═══ PROVIDED RECORDS
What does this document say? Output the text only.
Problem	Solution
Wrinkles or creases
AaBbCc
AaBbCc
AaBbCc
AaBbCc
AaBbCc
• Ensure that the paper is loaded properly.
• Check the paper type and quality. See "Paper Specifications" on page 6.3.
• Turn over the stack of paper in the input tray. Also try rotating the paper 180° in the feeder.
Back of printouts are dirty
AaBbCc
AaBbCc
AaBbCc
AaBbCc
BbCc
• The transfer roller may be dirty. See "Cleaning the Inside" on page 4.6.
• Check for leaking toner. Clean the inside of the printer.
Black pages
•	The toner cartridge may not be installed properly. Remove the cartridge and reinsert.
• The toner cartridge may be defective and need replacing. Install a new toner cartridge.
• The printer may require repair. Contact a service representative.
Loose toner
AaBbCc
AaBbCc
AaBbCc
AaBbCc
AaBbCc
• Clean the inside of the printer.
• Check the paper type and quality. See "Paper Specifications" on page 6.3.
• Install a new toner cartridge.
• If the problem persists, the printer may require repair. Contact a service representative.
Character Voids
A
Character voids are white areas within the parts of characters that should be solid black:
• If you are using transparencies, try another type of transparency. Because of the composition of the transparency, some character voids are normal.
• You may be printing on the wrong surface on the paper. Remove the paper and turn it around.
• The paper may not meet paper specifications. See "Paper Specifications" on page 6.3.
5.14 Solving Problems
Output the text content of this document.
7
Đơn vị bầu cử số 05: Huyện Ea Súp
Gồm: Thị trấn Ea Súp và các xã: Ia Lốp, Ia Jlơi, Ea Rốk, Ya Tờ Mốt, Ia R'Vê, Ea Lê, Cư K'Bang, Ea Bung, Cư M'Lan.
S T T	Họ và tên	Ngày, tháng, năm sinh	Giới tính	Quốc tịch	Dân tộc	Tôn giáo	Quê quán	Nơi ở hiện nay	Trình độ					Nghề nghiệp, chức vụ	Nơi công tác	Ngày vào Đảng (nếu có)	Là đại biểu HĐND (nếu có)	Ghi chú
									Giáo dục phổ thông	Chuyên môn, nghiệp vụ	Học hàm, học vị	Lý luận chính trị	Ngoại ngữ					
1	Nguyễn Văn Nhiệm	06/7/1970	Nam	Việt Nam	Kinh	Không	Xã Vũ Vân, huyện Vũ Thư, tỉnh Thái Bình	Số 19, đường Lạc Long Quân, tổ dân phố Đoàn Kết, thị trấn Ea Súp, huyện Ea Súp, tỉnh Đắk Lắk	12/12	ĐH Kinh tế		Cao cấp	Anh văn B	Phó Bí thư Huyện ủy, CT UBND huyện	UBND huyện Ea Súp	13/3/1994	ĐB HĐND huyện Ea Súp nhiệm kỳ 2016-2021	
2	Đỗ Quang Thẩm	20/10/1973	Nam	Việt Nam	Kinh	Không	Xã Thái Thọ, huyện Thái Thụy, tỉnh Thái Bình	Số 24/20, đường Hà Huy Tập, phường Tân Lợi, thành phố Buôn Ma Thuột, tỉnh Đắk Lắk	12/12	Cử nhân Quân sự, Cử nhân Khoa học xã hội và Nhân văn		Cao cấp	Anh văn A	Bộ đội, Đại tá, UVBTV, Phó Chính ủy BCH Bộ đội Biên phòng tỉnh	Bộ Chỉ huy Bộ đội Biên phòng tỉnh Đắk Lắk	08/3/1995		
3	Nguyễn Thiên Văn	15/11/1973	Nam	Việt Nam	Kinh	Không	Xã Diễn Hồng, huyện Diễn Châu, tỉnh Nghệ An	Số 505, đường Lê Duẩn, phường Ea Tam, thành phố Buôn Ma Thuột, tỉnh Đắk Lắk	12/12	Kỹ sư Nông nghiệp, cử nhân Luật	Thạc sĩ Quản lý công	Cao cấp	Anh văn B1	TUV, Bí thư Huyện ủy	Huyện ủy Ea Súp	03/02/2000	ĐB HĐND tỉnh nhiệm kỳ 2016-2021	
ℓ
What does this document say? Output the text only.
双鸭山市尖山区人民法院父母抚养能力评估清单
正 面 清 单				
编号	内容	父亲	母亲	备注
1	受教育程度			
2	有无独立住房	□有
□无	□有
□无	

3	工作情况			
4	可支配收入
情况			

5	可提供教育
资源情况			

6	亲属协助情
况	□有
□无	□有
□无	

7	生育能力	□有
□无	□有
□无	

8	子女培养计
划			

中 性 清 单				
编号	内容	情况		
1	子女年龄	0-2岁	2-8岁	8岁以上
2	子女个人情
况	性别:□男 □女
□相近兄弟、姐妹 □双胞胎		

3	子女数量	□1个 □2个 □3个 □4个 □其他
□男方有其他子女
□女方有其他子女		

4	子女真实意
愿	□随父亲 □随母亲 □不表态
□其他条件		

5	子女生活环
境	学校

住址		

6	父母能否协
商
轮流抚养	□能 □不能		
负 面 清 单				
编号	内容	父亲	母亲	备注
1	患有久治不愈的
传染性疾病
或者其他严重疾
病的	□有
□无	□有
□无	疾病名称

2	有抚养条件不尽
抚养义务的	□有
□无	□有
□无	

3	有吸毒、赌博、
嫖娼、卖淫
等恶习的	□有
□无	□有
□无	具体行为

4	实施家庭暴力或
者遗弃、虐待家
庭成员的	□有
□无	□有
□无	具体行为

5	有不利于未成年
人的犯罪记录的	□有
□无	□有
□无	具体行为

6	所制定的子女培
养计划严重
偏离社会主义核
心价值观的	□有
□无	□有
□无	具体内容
══════
EXERCISE REQUIREMENTS: Reproduce each entry above exactly, keeping every word.

RESPONSE:
What does this document say? Output the text only.
Problem	Solution
Wrinkles or creases
AaBbCc
AaBbCc
AaBbCc
AaBbCc
AaBbCc
• Ensure that the paper is loaded properly.
• Check the paper type and quality. See "Paper Specifications" on page 6.3.
• Turn over the stack of paper in the input tray. Also try rotating the paper 180° in the feeder.
Back of printouts are dirty
AaBbCc
AaBbCc
AaBbCc
AaBbCc
BbCc
• The transfer roller may be dirty. See "Cleaning the Inside" on page 4.6.
• Check for leaking toner. Clean the inside of the printer.
Black pages
•	The toner cartridge may not be installed properly. Remove the cartridge and reinsert.
• The toner cartridge may be defective and need replacing. Install a new toner cartridge.
• The printer may require repair. Contact a service representative.
Loose toner
AaBbCc
AaBbCc
AaBbCc
AaBbCc
AaBbCc
• Clean the inside of the printer.
• Check the paper type and quality. See "Paper Specifications" on page 6.3.
• Install a new toner cartridge.
• If the problem persists, the printer may require repair. Contact a service representative.
Character Voids
A
Character voids are white areas within the parts of characters that should be solid black:
• If you are using transparencies, try another type of transparency. Because of the composition of the transparency, some character voids are normal.
• You may be printing on the wrong surface on the paper. Remove the paper and turn it around.
• The paper may not meet paper specifications. See "Paper Specifications" on page 6.3.
5.14 Solving Problems
Output the text content of this document.
7
Đơn vị bầu cử số 05: Huyện Ea Súp
Gồm: Thị trấn Ea Súp và các xã: Ia Lốp, Ia Jlơi, Ea Rốk, Ya Tờ Mốt, Ia R'Vê, Ea Lê, Cư K'Bang, Ea Bung, Cư M'Lan.
S T T	Họ và tên	Ngày, tháng, năm sinh	Giới tính	Quốc tịch	Dân tộc	Tôn giáo	Quê quán	Nơi ở hiện nay	Trình độ					Nghề nghiệp, chức vụ	Nơi công tác	Ngày vào Đảng (nếu có)	Là đại biểu HĐND (nếu có)	Ghi chú
									Giáo dục phổ thông	Chuyên môn, nghiệp vụ	Học hàm, học vị	Lý luận chính trị	Ngoại ngữ					
1	Nguyễn Văn Nhiệm	06/7/1970	Nam	Việt Nam	Kinh	Không	Xã Vũ Vân, huyện Vũ Thư, tỉnh Thái Bình	Số 19, đường Lạc Long Quân, tổ dân phố Đoàn Kết, thị trấn Ea Súp, huyện Ea Súp, tỉnh Đắk Lắk	12/12	ĐH Kinh tế		Cao cấp	Anh văn B	Phó Bí thư Huyện ủy, CT UBND huyện	UBND huyện Ea Súp	13/3/1994	ĐB HĐND huyện Ea Súp nhiệm kỳ 2016-2021	
2	Đỗ Quang Thẩm	20/10/1973	Nam	Việt Nam	Kinh	Không	Xã Thái Thọ, huyện Thái Thụy, tỉnh Thái Bình	Số 24/20, đường Hà Huy Tập, phường Tân Lợi, thành phố Buôn Ma Thuột, tỉnh Đắk Lắk	12/12	Cử nhân Quân sự, Cử nhân Khoa học xã hội và Nhân văn		Cao cấp	Anh văn A	Bộ đội, Đại tá, UVBTV, Phó Chính ủy BCH Bộ đội Biên phòng tỉnh	Bộ Chỉ huy Bộ đội Biên phòng tỉnh Đắk Lắk	08/3/1995		
3	Nguyễn Thiên Văn	15/11/1973	Nam	Việt Nam	Kinh	Không	Xã Diễn Hồng, huyện Diễn Châu, tỉnh Nghệ An	Số 505, đường Lê Duẩn, phường Ea Tam, thành phố Buôn Ma Thuột, tỉnh Đắk Lắk	12/12	Kỹ sư Nông nghiệp, cử nhân Luật	Thạc sĩ Quản lý công	Cao cấp	Anh văn B1	TUV, Bí thư Huyện ủy	Huyện ủy Ea Súp	03/02/2000	ĐB HĐND tỉnh nhiệm kỳ 2016-2021	
ℓ
What does this document say? Output the text only.
双鸭山市尖山区人民法院父母抚养能力评估清单
正 面 清 单				
编号	内容	父亲	母亲	备注
1	受教育程度			
2	有无独立住房	□有
□无	□有
□无	

3	工作情况			
4	可支配收入
情况			

5	可提供教育
资源情况			

6	亲属协助情
况	□有
□无	□有
□无	

7	生育能力	□有
□无	□有
□无	

8	子女培养计
划			

中 性 清 单				
编号	内容	情况		
1	子女年龄	0-2岁	2-8岁	8岁以上
2	子女个人情
况	性别:□男 □女
□相近兄弟、姐妹 □双胞胎		

3	子女数量	□1个 □2个 □3个 □4个 □其他
□男方有其他子女
□女方有其他子女		

4	子女真实意
愿	□随父亲 □随母亲 □不表态
□其他条件		

5	子女生活环
境	学校

住址		

6	父母能否协
商
轮流抚养	□能 □不能		
负 面 清 单				
编号	内容	父亲	母亲	备注
1	患有久治不愈的
传染性疾病
或者其他严重疾
病的	□有
□无	□有
□无	疾病名称

2	有抚养条件不尽
抚养义务的	□有
□无	□有
□无	

3	有吸毒、赌博、
嫖娼、卖淫
等恶习的	□有
□无	□有
□无	具体行为

4	实施家庭暴力或
者遗弃、虐待家
庭成员的	□有
□无	□有
□无	具体行为

5	有不利于未成年
人的犯罪记录的	□有
□无	□有
□无	具体行为

6	所制定的子女培
养计划严重
偏离社会主义核
心价值观的	□有
□无	□有
□无	具体内容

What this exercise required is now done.